--- START OF Stored data ---

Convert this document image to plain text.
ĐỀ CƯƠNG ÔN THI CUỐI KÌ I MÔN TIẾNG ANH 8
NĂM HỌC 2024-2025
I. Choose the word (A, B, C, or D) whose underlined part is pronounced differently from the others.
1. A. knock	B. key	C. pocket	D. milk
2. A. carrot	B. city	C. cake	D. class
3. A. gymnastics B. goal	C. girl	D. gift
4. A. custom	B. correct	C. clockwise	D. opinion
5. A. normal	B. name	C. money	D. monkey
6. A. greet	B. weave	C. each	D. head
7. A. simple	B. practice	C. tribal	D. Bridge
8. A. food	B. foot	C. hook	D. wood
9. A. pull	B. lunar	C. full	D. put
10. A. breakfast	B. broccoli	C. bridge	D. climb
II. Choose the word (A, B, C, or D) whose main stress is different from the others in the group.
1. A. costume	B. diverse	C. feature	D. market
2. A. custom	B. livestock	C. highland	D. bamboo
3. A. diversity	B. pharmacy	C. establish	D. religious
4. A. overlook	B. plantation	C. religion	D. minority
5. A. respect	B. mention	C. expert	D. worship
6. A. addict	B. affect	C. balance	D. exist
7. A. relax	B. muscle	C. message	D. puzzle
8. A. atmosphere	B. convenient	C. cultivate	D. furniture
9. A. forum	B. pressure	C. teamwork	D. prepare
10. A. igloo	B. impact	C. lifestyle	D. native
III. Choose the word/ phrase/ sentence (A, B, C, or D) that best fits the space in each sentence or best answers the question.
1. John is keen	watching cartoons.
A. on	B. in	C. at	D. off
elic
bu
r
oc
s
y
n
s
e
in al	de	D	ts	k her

--- END OF Stored data ---

» Task details: Send back every record, precisely as written.

» Answer to this exercise:
Convert this document image to plain text.
ĐỀ CƯƠNG ÔN THI CUỐI KÌ I MÔN TIẾNG ANH 8
NĂM HỌC 2024-2025
I. Choose the word (A, B, C, or D) whose underlined part is pronounced differently from the others.
1. A. knock	B. key	C. pocket	D. milk
2. A. carrot	B. city	C. cake	D. class
3. A. gymnastics B. goal	C. girl	D. gift
4. A. custom	B. correct	C. clockwise	D. opinion
5. A. normal	B. name	C. money	D. monkey
6. A. greet	B. weave	C. each	D. head
7. A. simple	B. practice	C. tribal	D. Bridge
8. A. food	B. foot	C. hook	D. wood
9. A. pull	B. lunar	C. full	D. put
10. A. breakfast	B. broccoli	C. bridge	D. climb
II. Choose the word (A, B, C, or D) whose main stress is different from the others in the group.
1. A. costume	B. diverse	C. feature	D. market
2. A. custom	B. livestock	C. highland	D. bamboo
3. A. diversity	B. pharmacy	C. establish	D. religious
4. A. overlook	B. plantation	C. religion	D. minority
5. A. respect	B. mention	C. expert	D. worship
6. A. addict	B. affect	C. balance	D. exist
7. A. relax	B. muscle	C. message	D. puzzle
8. A. atmosphere	B. convenient	C. cultivate	D. furniture
9. A. forum	B. pressure	C. teamwork	D. prepare
10. A. igloo	B. impact	C. lifestyle	D. native
III. Choose the word/ phrase/ sentence (A, B, C, or D) that best fits the space in each sentence or best answers the question.
1. John is keen	watching cartoons.
A. on	B. in	C. at	D. off
elic
bu
r
oc
s
y
n
s
e
in al	de	D	ts	k her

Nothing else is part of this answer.